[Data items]
START
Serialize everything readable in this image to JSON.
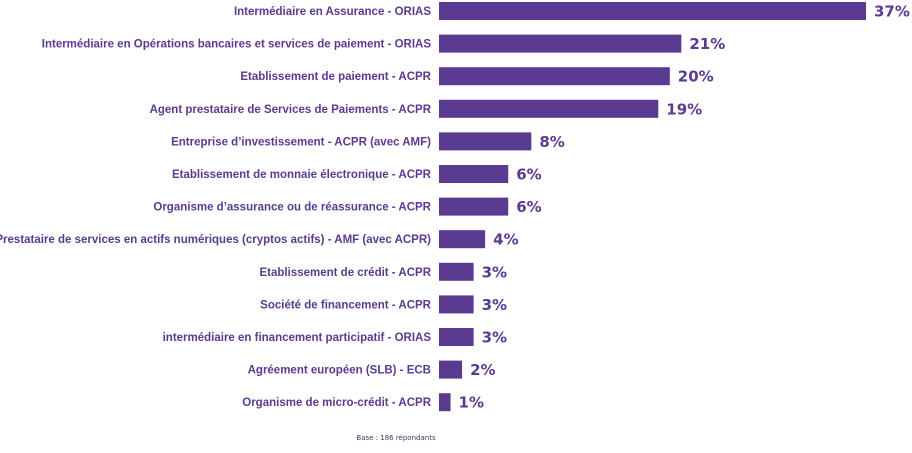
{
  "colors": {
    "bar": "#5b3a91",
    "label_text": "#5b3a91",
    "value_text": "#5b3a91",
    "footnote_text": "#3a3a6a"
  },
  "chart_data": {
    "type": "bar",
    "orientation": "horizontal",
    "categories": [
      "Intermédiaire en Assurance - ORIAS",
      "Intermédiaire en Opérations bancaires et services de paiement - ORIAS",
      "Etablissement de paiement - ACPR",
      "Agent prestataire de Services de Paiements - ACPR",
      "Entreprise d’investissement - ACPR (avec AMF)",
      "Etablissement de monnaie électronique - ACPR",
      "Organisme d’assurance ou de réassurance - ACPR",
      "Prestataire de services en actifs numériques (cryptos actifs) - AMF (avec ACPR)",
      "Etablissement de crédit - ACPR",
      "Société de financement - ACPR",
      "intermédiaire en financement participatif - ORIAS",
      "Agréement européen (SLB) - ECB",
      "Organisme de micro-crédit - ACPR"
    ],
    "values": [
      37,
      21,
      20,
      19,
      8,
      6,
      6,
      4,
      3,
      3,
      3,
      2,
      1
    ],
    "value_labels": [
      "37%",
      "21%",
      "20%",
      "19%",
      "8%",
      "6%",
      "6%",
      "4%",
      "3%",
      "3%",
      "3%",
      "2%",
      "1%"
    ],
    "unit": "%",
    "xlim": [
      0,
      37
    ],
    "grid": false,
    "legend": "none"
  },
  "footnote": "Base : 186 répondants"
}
END
START
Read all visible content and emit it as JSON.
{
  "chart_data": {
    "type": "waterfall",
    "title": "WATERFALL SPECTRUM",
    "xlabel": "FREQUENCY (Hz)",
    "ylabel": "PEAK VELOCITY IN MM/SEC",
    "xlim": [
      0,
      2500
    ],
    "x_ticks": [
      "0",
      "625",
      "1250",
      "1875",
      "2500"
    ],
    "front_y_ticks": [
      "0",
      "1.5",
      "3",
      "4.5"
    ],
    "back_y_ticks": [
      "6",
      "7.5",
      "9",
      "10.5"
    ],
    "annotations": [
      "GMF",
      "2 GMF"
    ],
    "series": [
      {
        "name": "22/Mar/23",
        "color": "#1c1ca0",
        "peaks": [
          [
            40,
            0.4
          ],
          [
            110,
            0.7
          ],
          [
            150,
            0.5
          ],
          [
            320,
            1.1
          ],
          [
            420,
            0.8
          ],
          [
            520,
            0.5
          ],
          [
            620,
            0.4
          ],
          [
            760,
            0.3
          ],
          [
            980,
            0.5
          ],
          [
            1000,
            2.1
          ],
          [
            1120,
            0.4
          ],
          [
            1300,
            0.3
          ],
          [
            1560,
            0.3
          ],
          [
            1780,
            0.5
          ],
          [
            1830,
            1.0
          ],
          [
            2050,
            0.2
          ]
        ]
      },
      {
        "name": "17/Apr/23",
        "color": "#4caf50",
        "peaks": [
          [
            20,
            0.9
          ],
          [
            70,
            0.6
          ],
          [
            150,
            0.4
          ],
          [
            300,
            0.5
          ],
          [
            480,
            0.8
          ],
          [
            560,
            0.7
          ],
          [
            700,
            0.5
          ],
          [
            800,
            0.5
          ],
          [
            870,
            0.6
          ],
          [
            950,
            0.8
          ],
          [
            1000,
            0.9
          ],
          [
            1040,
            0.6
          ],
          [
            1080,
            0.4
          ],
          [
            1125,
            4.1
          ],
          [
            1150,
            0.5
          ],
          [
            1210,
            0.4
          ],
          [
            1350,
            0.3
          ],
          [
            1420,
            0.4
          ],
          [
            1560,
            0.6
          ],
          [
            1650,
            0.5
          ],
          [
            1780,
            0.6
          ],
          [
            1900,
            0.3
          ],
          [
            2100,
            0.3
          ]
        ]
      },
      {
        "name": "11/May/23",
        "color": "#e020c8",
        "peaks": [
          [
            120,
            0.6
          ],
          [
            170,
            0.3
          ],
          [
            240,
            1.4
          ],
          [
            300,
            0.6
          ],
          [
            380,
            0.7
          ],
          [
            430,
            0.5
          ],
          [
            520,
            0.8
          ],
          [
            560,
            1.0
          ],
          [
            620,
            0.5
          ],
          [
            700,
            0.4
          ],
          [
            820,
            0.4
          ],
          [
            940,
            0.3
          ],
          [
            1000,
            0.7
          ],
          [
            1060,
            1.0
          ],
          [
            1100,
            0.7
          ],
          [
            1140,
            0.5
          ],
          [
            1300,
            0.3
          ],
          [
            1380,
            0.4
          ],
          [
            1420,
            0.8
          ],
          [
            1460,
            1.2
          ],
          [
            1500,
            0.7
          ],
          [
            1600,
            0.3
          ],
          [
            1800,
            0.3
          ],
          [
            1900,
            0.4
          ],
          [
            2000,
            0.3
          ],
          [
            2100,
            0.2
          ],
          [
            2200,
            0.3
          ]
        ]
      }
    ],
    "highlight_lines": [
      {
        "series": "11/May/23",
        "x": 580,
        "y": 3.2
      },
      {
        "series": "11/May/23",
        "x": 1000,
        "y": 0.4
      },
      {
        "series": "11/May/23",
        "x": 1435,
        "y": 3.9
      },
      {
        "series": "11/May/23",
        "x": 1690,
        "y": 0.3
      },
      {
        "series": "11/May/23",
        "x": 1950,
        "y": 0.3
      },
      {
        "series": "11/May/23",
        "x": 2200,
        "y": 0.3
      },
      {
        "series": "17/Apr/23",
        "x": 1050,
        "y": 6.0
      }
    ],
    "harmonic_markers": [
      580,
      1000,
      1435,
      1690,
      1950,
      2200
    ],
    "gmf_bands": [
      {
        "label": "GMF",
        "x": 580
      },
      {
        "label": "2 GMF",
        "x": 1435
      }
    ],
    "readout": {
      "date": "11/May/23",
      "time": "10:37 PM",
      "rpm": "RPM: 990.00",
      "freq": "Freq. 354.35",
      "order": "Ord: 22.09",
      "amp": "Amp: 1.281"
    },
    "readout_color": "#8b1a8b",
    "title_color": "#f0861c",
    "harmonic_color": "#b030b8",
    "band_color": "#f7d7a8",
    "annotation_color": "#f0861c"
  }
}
END
START
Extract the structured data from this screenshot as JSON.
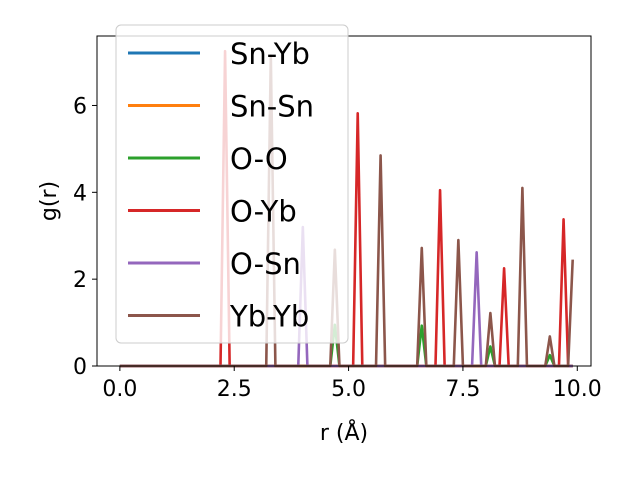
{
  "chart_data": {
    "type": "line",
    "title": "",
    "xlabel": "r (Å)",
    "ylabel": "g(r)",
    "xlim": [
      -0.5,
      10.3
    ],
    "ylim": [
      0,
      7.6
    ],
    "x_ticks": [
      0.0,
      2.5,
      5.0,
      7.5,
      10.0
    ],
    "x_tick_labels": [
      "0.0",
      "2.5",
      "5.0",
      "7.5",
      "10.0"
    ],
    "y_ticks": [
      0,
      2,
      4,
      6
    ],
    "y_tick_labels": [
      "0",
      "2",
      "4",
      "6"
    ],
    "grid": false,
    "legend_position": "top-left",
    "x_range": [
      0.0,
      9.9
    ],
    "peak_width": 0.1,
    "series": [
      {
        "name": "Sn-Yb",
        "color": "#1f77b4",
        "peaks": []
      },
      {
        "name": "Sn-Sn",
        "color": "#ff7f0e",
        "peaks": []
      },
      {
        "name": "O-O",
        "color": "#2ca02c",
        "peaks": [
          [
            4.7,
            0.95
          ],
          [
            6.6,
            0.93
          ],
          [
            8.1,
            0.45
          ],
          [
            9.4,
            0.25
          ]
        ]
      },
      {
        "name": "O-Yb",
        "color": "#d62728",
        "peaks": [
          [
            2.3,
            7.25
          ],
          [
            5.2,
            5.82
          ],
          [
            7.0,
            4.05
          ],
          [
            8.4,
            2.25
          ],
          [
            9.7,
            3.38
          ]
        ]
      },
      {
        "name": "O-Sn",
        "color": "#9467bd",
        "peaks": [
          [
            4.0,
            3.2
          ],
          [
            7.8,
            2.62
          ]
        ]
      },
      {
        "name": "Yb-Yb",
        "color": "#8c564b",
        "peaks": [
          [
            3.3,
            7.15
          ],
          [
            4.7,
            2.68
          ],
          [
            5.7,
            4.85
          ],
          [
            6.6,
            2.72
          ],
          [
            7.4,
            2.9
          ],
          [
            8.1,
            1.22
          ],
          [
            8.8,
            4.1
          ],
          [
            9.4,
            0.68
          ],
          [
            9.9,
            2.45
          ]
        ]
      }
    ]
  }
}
END
◆ What is asked: Out of the records, collect only those lines that contain the string "Etablissement".

◆ Solved exercise:
      "Etablissement de paiement - ACPR",
      "Etablissement de monnaie électronique - ACPR",
      "Etablissement de crédit - ACPR",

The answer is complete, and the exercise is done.